WRITTEN REQUEST: What is the number of lines containing the string "using"? Answer with the number only.

RECORDS FOR PROCESSING:
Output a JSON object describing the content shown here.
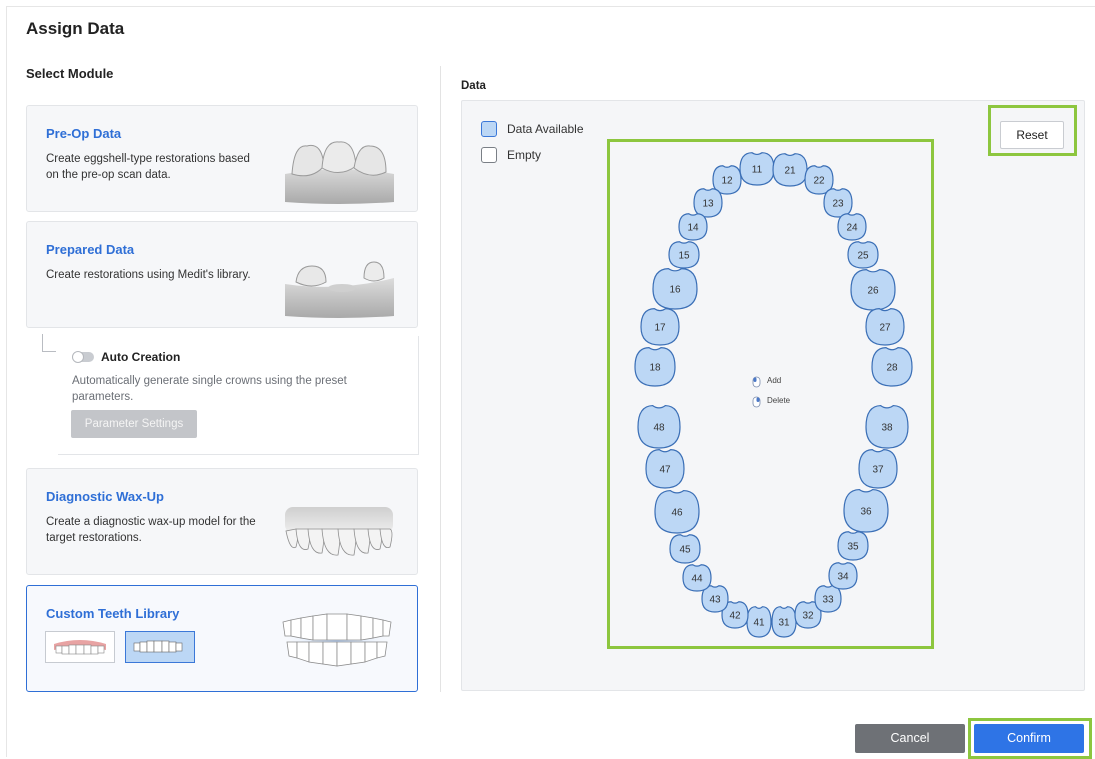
{
  "dialog": {
    "title": "Assign Data"
  },
  "left": {
    "section_title": "Select Module",
    "modules": [
      {
        "title": "Pre-Op Data",
        "desc": "Create eggshell-type restorations based on the pre-op scan data."
      },
      {
        "title": "Prepared Data",
        "desc": "Create restorations using Medit's library."
      },
      {
        "title": "Diagnostic Wax-Up",
        "desc": "Create a diagnostic wax-up model for the target restorations."
      },
      {
        "title": "Custom Teeth Library",
        "desc": ""
      }
    ],
    "auto_creation": {
      "label": "Auto Creation",
      "enabled": false,
      "desc": "Automatically generate single crowns using the preset parameters.",
      "param_button": "Parameter Settings"
    }
  },
  "right": {
    "section_title": "Data",
    "legend": {
      "available": "Data Available",
      "empty": "Empty"
    },
    "reset_label": "Reset",
    "mouse_hints": {
      "add": "Add",
      "delete": "Delete"
    },
    "teeth": [
      "11",
      "12",
      "13",
      "14",
      "15",
      "16",
      "17",
      "18",
      "21",
      "22",
      "23",
      "24",
      "25",
      "26",
      "27",
      "28",
      "31",
      "32",
      "33",
      "34",
      "35",
      "36",
      "37",
      "38",
      "41",
      "42",
      "43",
      "44",
      "45",
      "46",
      "47",
      "48"
    ]
  },
  "footer": {
    "cancel_label": "Cancel",
    "confirm_label": "Confirm"
  },
  "colors": {
    "accent": "#2e74e6",
    "highlight": "#8dc63f",
    "tooth_fill": "#bcd7f5",
    "tooth_stroke": "#3b6fb6"
  }
}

WORKED SOLUTION: 2